Page text
#####

Scarce means restricted in quantity.
No, it does not. It means "insufficient to satisfy the need or demand":
When your system does not swap, the amount of RAM is sufficient to satisfy
the need or demand. There is no scarcity of RAM.
One more time (as with the word "freedom"), you are rewriting the dictionary
to not admit you are wrong. You are ready to play dumb too:
Reading/writing 1GB of RAM is slower than reading/writing 1KB of RAM.
Thank you Captain Obvious.
You are also grossly distorting what we write (so that your wrong statements
about the sequentiality of RAM or its fragmentation eating up CPU cycles or
... do not look too stupid in comparison?):
Which implies that one should fill up the whole available RAM just to
print(7) and that won't affect performance + will add a benefit, which is
And then you accuse us of derailing the discussion:
The space-time trade-off has absolutely nothing to do with where all this
started. (...) Then the whole discussion went into some unsolicited mini
By the way, sorry for using arguments, giving examples, etc.
It is easy to verify who derailed the "whole discussion" because he does not
want to admit he is wrong: just go up the hierarchy of posts. It starts with
It is possible to optimize performance through about:config settings (turn
off disk cache, tune mem cache size and others).
Caches are improving performances when you revisit a site.
And onpon4 adding the amount of RAM, which is not scarce nowadays, as the
only limitation to my affirmation, which can be generalized to many other
programming techniques that reduce time requirements by using more space:
Exactly. I don't think a lot of people understand that increased RAM and hard
disk consumption is often done intentionally to improve performance. The only
way reducing RAM consumption will ever help performance is if you're using so
much RAM that it's going into swap, and very few people have so little RAM
that that's going to happen.

#####

Exercise data
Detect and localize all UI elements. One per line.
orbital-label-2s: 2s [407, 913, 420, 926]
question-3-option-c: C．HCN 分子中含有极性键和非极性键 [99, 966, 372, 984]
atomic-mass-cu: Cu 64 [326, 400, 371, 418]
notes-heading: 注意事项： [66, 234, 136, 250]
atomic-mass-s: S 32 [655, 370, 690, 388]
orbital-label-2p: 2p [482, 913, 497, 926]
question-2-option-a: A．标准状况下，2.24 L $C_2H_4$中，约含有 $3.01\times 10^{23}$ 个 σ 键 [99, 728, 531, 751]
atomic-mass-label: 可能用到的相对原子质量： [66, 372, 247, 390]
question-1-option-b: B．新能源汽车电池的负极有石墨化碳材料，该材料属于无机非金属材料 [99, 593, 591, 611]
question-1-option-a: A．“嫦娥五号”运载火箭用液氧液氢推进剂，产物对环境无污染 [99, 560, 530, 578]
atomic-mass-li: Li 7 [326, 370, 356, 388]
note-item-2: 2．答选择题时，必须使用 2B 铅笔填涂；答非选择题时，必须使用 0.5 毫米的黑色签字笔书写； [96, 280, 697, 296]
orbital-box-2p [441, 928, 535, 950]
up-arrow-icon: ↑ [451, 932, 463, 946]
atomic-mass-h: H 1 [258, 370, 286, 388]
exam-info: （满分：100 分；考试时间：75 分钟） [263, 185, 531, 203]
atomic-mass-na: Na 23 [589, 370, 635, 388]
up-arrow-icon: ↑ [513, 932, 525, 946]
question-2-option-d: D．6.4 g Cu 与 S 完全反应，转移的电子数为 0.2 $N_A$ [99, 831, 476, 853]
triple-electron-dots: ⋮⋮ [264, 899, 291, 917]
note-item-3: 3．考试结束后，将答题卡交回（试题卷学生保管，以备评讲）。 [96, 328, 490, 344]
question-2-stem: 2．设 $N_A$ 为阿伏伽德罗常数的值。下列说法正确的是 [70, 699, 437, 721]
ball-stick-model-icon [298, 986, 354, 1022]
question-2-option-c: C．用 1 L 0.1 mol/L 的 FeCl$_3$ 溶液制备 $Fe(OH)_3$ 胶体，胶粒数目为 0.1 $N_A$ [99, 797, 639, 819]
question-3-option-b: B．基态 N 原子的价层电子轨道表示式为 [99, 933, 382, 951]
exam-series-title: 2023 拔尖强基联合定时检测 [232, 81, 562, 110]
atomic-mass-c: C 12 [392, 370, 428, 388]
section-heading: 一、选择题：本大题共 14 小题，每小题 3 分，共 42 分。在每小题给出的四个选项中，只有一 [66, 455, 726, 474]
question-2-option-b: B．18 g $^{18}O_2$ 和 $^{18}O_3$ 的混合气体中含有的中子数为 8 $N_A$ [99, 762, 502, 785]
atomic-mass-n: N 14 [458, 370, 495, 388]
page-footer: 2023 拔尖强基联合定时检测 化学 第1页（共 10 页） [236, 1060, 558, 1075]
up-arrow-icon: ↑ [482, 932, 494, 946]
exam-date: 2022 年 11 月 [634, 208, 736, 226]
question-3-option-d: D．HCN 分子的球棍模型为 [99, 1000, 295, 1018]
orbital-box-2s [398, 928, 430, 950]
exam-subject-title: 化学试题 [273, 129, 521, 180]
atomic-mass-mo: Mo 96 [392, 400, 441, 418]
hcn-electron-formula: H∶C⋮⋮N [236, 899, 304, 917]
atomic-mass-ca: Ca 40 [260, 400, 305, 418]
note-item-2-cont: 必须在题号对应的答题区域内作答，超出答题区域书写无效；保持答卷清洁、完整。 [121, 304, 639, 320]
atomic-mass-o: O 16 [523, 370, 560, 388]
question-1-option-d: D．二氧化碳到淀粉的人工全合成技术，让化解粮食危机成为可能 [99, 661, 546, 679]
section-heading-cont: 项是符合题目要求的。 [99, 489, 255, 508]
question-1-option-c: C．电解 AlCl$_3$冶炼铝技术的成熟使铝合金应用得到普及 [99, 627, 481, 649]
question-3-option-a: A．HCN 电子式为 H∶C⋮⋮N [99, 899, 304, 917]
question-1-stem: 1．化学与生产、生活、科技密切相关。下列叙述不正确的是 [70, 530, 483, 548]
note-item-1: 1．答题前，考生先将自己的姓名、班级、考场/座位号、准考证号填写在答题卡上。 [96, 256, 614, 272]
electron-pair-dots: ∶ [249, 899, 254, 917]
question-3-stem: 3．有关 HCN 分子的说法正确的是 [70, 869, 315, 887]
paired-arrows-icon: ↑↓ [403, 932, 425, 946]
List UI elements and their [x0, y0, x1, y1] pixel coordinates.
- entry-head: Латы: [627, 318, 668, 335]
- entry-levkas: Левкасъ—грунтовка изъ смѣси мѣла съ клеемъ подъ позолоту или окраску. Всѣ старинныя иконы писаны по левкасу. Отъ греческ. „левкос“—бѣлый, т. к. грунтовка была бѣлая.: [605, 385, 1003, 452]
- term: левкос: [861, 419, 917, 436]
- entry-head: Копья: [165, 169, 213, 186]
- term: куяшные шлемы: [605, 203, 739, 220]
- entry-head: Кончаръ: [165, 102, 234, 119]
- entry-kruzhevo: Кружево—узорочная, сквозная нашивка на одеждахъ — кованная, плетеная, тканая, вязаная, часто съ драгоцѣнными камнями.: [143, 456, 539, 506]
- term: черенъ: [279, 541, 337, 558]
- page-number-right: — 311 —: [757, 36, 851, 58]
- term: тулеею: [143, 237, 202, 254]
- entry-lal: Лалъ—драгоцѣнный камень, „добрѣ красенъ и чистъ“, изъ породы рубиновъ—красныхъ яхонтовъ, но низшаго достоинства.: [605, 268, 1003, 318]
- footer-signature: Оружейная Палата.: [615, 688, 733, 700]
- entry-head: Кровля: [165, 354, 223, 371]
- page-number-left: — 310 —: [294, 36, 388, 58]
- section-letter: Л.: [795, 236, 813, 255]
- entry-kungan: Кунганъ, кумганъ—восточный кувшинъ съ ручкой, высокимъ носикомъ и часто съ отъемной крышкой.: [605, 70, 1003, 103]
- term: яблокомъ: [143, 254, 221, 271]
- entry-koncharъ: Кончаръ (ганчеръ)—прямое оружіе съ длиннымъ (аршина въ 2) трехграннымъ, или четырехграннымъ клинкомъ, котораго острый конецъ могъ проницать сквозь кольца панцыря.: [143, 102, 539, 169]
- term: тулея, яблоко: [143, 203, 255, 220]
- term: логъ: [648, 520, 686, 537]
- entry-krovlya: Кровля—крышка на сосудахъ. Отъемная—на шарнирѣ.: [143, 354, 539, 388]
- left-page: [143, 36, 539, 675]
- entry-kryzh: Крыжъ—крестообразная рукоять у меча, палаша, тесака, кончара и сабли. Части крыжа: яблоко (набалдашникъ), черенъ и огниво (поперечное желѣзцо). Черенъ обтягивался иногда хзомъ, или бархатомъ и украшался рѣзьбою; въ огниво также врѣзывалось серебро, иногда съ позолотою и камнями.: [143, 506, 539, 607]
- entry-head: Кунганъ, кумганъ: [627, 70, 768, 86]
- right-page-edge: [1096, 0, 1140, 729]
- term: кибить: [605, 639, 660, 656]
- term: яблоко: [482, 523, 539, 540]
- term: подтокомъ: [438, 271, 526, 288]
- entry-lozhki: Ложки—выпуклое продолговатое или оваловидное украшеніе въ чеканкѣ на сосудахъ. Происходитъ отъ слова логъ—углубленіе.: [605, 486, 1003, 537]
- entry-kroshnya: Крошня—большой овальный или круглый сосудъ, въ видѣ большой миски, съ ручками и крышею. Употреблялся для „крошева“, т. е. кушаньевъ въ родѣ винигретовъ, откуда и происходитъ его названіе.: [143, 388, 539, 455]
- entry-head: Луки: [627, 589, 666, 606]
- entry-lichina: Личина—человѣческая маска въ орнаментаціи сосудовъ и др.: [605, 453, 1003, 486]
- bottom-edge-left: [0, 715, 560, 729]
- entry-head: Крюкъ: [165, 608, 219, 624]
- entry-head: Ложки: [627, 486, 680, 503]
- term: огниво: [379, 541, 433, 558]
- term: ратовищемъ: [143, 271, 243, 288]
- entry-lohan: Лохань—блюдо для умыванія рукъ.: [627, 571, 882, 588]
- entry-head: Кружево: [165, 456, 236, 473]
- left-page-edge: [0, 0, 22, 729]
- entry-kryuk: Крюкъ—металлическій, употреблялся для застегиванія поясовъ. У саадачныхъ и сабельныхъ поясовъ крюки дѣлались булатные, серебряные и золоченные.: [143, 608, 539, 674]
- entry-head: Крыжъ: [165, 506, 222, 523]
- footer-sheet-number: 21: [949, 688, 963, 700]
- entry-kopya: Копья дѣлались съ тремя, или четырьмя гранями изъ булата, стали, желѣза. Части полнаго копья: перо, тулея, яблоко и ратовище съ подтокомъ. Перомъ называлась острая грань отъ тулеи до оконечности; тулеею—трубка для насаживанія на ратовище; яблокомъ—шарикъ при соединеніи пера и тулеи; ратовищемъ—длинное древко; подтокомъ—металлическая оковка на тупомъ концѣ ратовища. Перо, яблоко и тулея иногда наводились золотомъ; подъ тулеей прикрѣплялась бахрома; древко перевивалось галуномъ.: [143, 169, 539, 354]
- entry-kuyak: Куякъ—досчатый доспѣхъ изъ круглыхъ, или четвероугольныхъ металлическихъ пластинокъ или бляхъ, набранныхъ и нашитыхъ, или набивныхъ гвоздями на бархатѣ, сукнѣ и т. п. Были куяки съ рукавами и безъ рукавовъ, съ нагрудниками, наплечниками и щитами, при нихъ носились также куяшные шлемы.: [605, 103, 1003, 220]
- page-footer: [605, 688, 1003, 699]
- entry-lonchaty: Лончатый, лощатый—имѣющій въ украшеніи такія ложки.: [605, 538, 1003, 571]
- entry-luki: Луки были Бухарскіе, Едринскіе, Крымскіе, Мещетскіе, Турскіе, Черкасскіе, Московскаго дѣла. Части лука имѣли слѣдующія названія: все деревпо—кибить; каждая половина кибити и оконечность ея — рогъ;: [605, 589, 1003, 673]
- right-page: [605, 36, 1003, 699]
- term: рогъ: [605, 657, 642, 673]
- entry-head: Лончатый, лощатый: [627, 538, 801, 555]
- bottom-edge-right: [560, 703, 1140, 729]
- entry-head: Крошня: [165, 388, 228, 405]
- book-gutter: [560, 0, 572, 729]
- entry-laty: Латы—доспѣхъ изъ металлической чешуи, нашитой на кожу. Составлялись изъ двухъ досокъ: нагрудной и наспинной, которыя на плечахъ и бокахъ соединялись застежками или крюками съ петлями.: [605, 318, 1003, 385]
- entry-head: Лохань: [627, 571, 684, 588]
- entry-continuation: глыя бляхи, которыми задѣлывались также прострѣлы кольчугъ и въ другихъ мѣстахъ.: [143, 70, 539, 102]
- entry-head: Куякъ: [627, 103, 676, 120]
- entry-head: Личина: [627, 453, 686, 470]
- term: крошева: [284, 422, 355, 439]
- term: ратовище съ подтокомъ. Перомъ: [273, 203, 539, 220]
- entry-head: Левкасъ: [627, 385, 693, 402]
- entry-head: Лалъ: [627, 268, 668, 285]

#####

Tasks to perform
1) According to the post about RAM use, in what single case does reducing RAM consumption help performance?
2) Pick up the post about RAM use after its final sentence and continue writing it.

Answer list
1) Only when so much RAM is in use that it goes into swap.

2)
Then you start saying we are wrong. Onpon4 and I are still talking about why
programs eating most of your RAM (but not more) are usually faster than the
so-called "lightweight" alternatives and how, in particular, caching improves
performance. In contrast, and although you stayed on-topic at the beginning
(e.g., claiming that "caching in RAM is not a performance benefit per se"),
you now pretend that "the space-time trade-off has absolutely nothing to do
with where all this started" and that "Reading/writing 1GB of RAM is slower
than reading/writing 1KB of RAM" is a relevant argument to close the "whole
Also, earlier, you were trying to question onpon4's skills, starting a
sentence with "I don't know what your programming experience is but". Kind
of funny from somebody who believe the Web could be broadcast to every user.
FYI, both onpon4 and I are programmers.